**What to produce:**
Nothing in the data should change when you return it, but leave the pictures out.

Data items
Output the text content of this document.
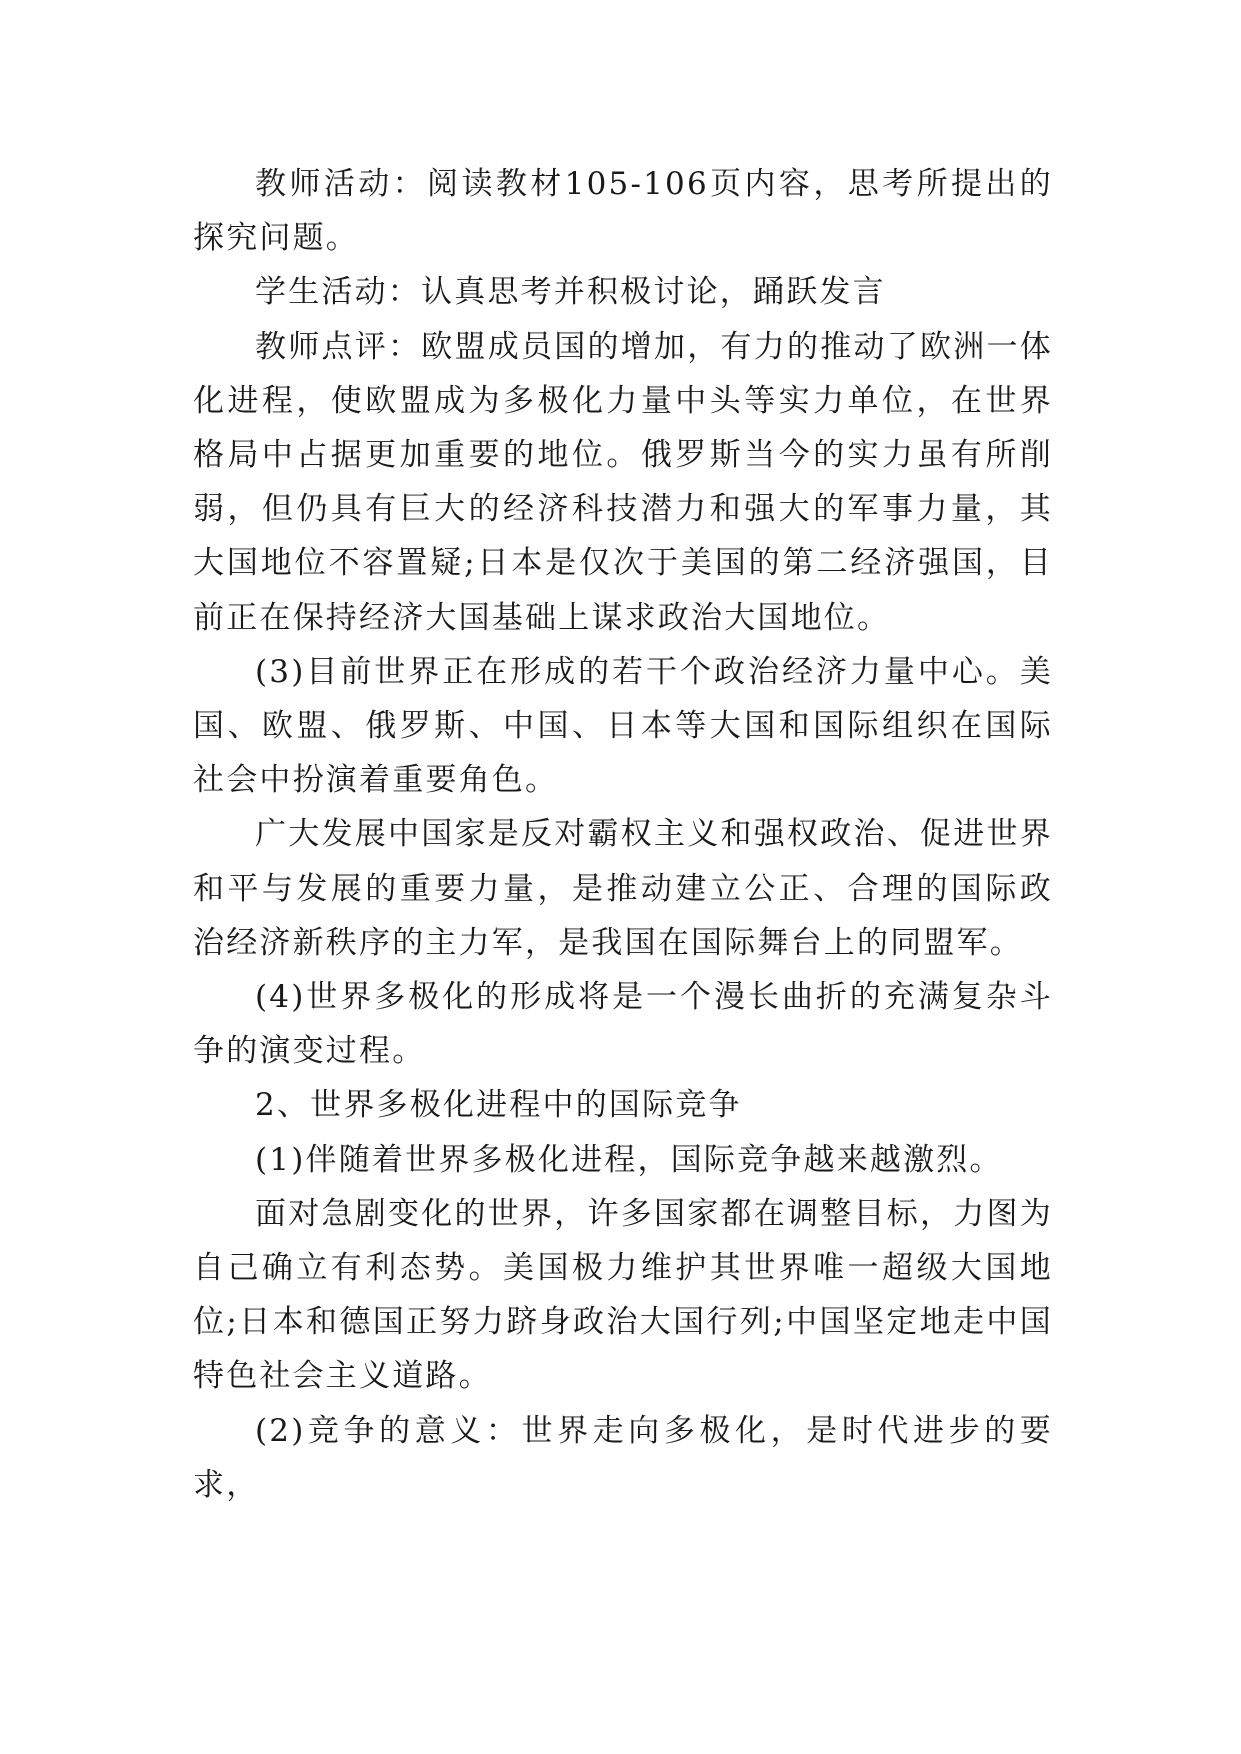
教师活动：阅读教材105-106页内容，思考所提出的探究问题。

学生活动：认真思考并积极讨论，踊跃发言

教师点评：欧盟成员国的增加，有力的推动了欧洲一体化进程，使欧盟成为多极化力量中头等实力单位，在世界格局中占据更加重要的地位。俄罗斯当今的实力虽有所削弱，但仍具有巨大的经济科技潜力和强大的军事力量，其大国地位不容置疑;日本是仅次于美国的第二经济强国，目前正在保持经济大国基础上谋求政治大国地位。

(3)目前世界正在形成的若干个政治经济力量中心。美国、欧盟、俄罗斯、中国、日本等大国和国际组织在国际社会中扮演着重要角色。

广大发展中国家是反对霸权主义和强权政治、促进世界和平与发展的重要力量，是推动建立公正、合理的国际政治经济新秩序的主力军，是我国在国际舞台上的同盟军。

(4)世界多极化的形成将是一个漫长曲折的充满复杂斗争的演变过程。

2、世界多极化进程中的国际竞争

(1)伴随着世界多极化进程，国际竞争越来越激烈。

面对急剧变化的世界，许多国家都在调整目标，力图为自己确立有利态势。美国极力维护其世界唯一超级大国地位;日本和德国正努力跻身政治大国行列;中国坚定地走中国特色社会主义道路。

(2)竞争的意义：世界走向多极化，是时代进步的要求，
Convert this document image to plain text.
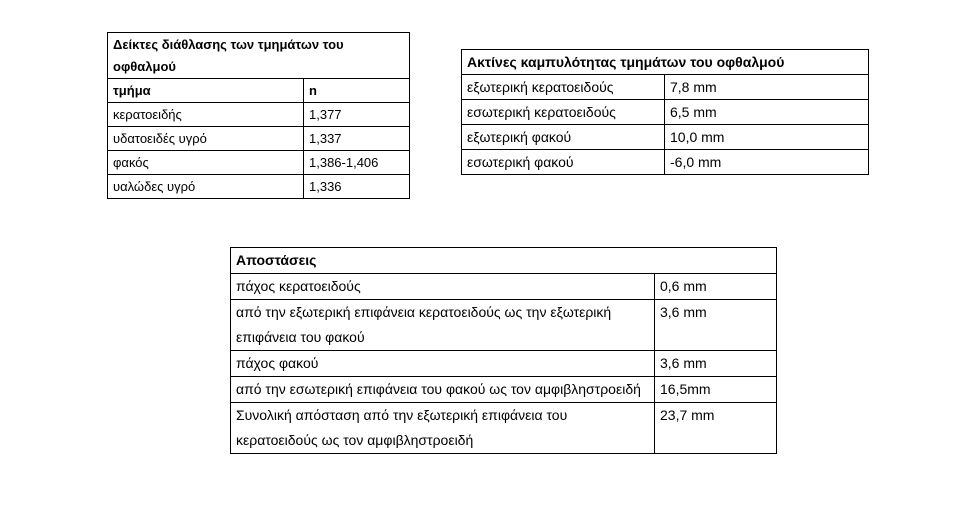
Δείκτες διάθλασης των τμημάτων του οφθαλμού	
τμήμα	n
κερατοειδής	1,377
υδατοειδές υγρό	1,337
φακός	1,386-1,406
υαλώδες υγρό	1,336
Ακτίνες καμπυλότητας τμημάτων του οφθαλμού	
εξωτερική κερατοειδούς	7,8 mm
εσωτερική κερατοειδούς	6,5 mm
εξωτερική φακού	10,0 mm
εσωτερική φακού	-6,0 mm
Αποστάσεις	
πάχος κερατοειδούς	0,6 mm
από την εξωτερική επιφάνεια κερατοειδούς ως την εξωτερική επιφάνεια του φακού	3,6 mm
πάχος φακού	3,6 mm
από την εσωτερική επιφάνεια του φακού ως τον αμφιβληστροειδή	16,5mm
Συνολική απόσταση από την εξωτερική επιφάνεια του κερατοειδούς ως τον αμφιβληστροειδή	23,7 mm
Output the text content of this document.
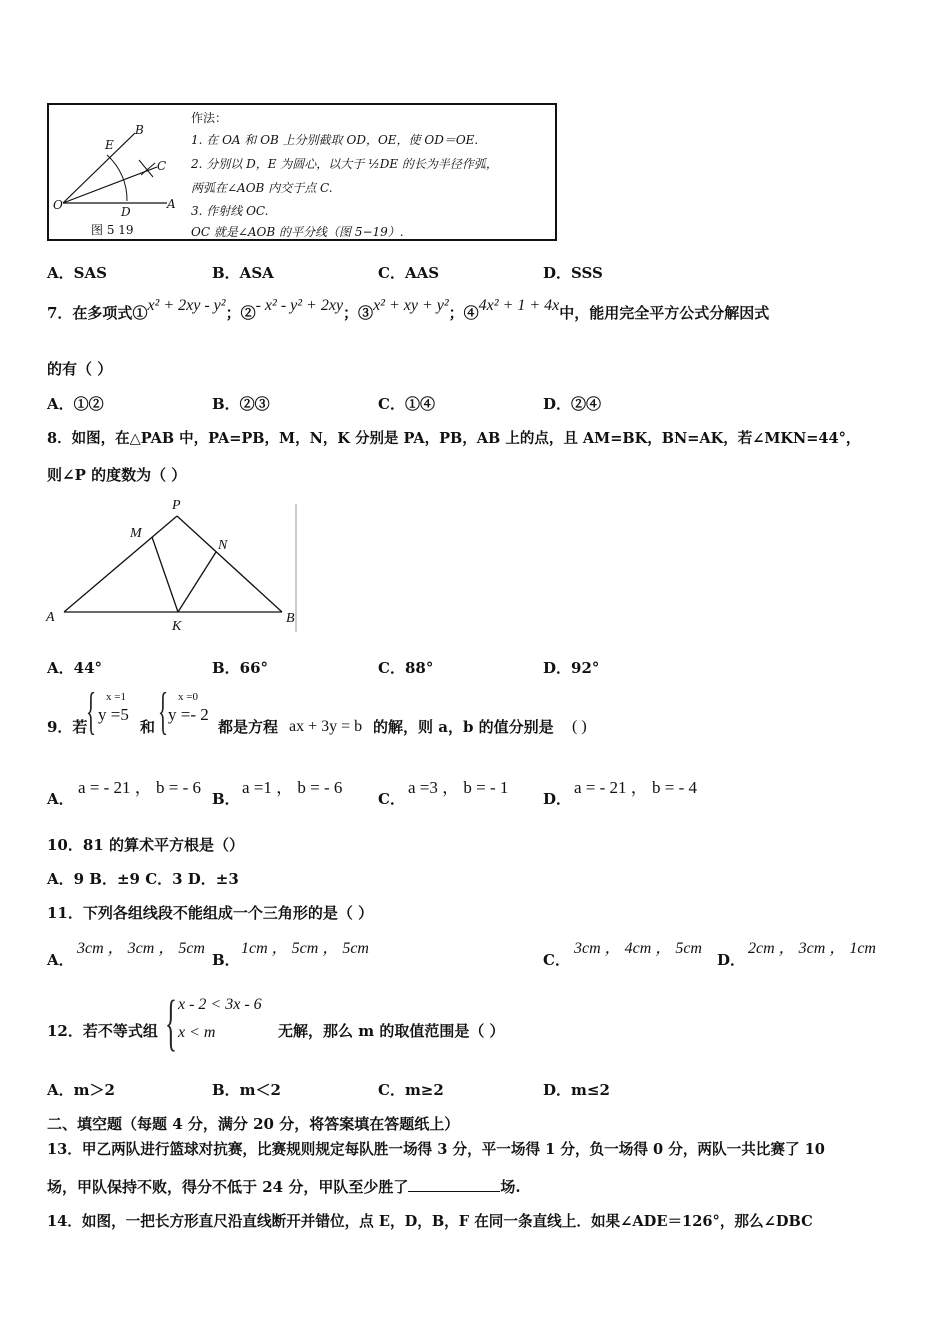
O	A
B
E
D
C
图 5 19
作法：
1. 在 OA 和 OB 上分别截取 OD，OE，使 OD＝OE.
2. 分别以 D，E 为圆心，以大于 ½DE 的长为半径作弧，
两弧在∠AOB 内交于点 C.
3. 作射线 OC.
OC 就是∠AOB 的平分线（图 5−19）.
A．SAS	B．ASA	C．AAS	D．SSS
7．在多项式①x² + 2xy - y²；②- x² - y² + 2xy；③x² + xy + y²；④4x² + 1 + 4x中，能用完全平方公式分解因式
的有（ ）
A．①②	B．②③	C．①④	D．②④
8．如图，在△PAB 中，PA=PB，M，N，K 分别是 PA，PB，AB 上的点，且 AM=BK，BN=AK，若∠MKN=44°，
则∠P 的度数为（ ）
P
M
N
A
K
B
A．44°	B．66°	C．88°	D．92°
9．若
{ x =1
y =5
和 { x =0
y =- 2
都是方程 ax + 3y = b 的解，则 a，b 的值分别是 ( )
A．
a = - 21 ， b = - 6
B．
a =1 ， b = - 6
C．
a =3 ， b = - 1
D．
a = - 21 ， b = - 4
10．81 的算术平方根是（）
A．9 B．±9 C．3 D．±3
11．下列各组线段不能组成一个三角形的是（ ）
A．
3cm ， 3cm ， 5cm
B．
1cm ， 5cm ， 5cm
C．
3cm ， 4cm ， 5cm
D．
2cm ， 3cm ， 1cm
12．若不等式组 { x - 2 < 3x - 6
x < m	无解，那么 m 的取值范围是（ ）
A．m＞2	B．m＜2	C．m≥2	D．m≤2
二、填空题（每题 4 分，满分 20 分，将答案填在答题纸上）
13．甲乙两队进行篮球对抗赛，比赛规则规定每队胜一场得 3 分，平一场得 1 分，负一场得 0 分，两队一共比赛了 10
场，甲队保持不败，得分不低于 24 分，甲队至少胜了	场.
14．如图，一把长方形直尺沿直线断开并错位，点 E，D，B，F 在同一条直线上．如果∠ADE＝126°，那么∠DBC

**Response for this exercise:**
Output the text content of this document.
教师活动：阅读教材105-106页内容，思考所提出的探究问题。

学生活动：认真思考并积极讨论，踊跃发言

教师点评：欧盟成员国的增加，有力的推动了欧洲一体化进程，使欧盟成为多极化力量中头等实力单位，在世界格局中占据更加重要的地位。俄罗斯当今的实力虽有所削弱，但仍具有巨大的经济科技潜力和强大的军事力量，其大国地位不容置疑;日本是仅次于美国的第二经济强国，目前正在保持经济大国基础上谋求政治大国地位。

(3)目前世界正在形成的若干个政治经济力量中心。美国、欧盟、俄罗斯、中国、日本等大国和国际组织在国际社会中扮演着重要角色。

广大发展中国家是反对霸权主义和强权政治、促进世界和平与发展的重要力量，是推动建立公正、合理的国际政治经济新秩序的主力军，是我国在国际舞台上的同盟军。

(4)世界多极化的形成将是一个漫长曲折的充满复杂斗争的演变过程。

2、世界多极化进程中的国际竞争

(1)伴随着世界多极化进程，国际竞争越来越激烈。

面对急剧变化的世界，许多国家都在调整目标，力图为自己确立有利态势。美国极力维护其世界唯一超级大国地位;日本和德国正努力跻身政治大国行列;中国坚定地走中国特色社会主义道路。

(2)竞争的意义：世界走向多极化，是时代进步的要求，
Convert this document image to plain text.
Δείκτες διάθλασης των τμημάτων του οφθαλμού	
τμήμα	n
κερατοειδής	1,377
υδατοειδές υγρό	1,337
φακός	1,386-1,406
υαλώδες υγρό	1,336
Ακτίνες καμπυλότητας τμημάτων του οφθαλμού	
εξωτερική κερατοειδούς	7,8 mm
εσωτερική κερατοειδούς	6,5 mm
εξωτερική φακού	10,0 mm
εσωτερική φακού	-6,0 mm
Αποστάσεις	
πάχος κερατοειδούς	0,6 mm
από την εξωτερική επιφάνεια κερατοειδούς ως την εξωτερική επιφάνεια του φακού	3,6 mm
πάχος φακού	3,6 mm
από την εσωτερική επιφάνεια του φακού ως τον αμφιβληστροειδή	16,5mm
Συνολική απόσταση από την εξωτερική επιφάνεια του κερατοειδούς ως τον αμφιβληστροειδή	23,7 mm
Output the text content of this document.
O	A
B
E
D
C
图 5 19
作法：
1. 在 OA 和 OB 上分别截取 OD，OE，使 OD＝OE.
2. 分别以 D，E 为圆心，以大于 ½DE 的长为半径作弧，
两弧在∠AOB 内交于点 C.
3. 作射线 OC.
OC 就是∠AOB 的平分线（图 5−19）.
A．SAS	B．ASA	C．AAS	D．SSS
7．在多项式①x² + 2xy - y²；②- x² - y² + 2xy；③x² + xy + y²；④4x² + 1 + 4x中，能用完全平方公式分解因式
的有（ ）
A．①②	B．②③	C．①④	D．②④
8．如图，在△PAB 中，PA=PB，M，N，K 分别是 PA，PB，AB 上的点，且 AM=BK，BN=AK，若∠MKN=44°，
则∠P 的度数为（ ）
P
M
N
A
K
B
A．44°	B．66°	C．88°	D．92°
9．若
{ x =1
y =5
和 { x =0
y =- 2
都是方程 ax + 3y = b 的解，则 a，b 的值分别是 ( )
A．
a = - 21 ， b = - 6
B．
a =1 ， b = - 6
C．
a =3 ， b = - 1
D．
a = - 21 ， b = - 4
10．81 的算术平方根是（）
A．9 B．±9 C．3 D．±3
11．下列各组线段不能组成一个三角形的是（ ）
A．
3cm ， 3cm ， 5cm
B．
1cm ， 5cm ， 5cm
C．
3cm ， 4cm ， 5cm
D．
2cm ， 3cm ， 1cm
12．若不等式组 { x - 2 < 3x - 6
x < m	无解，那么 m 的取值范围是（ ）
A．m＞2	B．m＜2	C．m≥2	D．m≤2
二、填空题（每题 4 分，满分 20 分，将答案填在答题纸上）
13．甲乙两队进行篮球对抗赛，比赛规则规定每队胜一场得 3 分，平一场得 1 分，负一场得 0 分，两队一共比赛了 10
场，甲队保持不败，得分不低于 24 分，甲队至少胜了	场.
14．如图，一把长方形直尺沿直线断开并错位，点 E，D，B，F 在同一条直线上．如果∠ADE＝126°，那么∠DBC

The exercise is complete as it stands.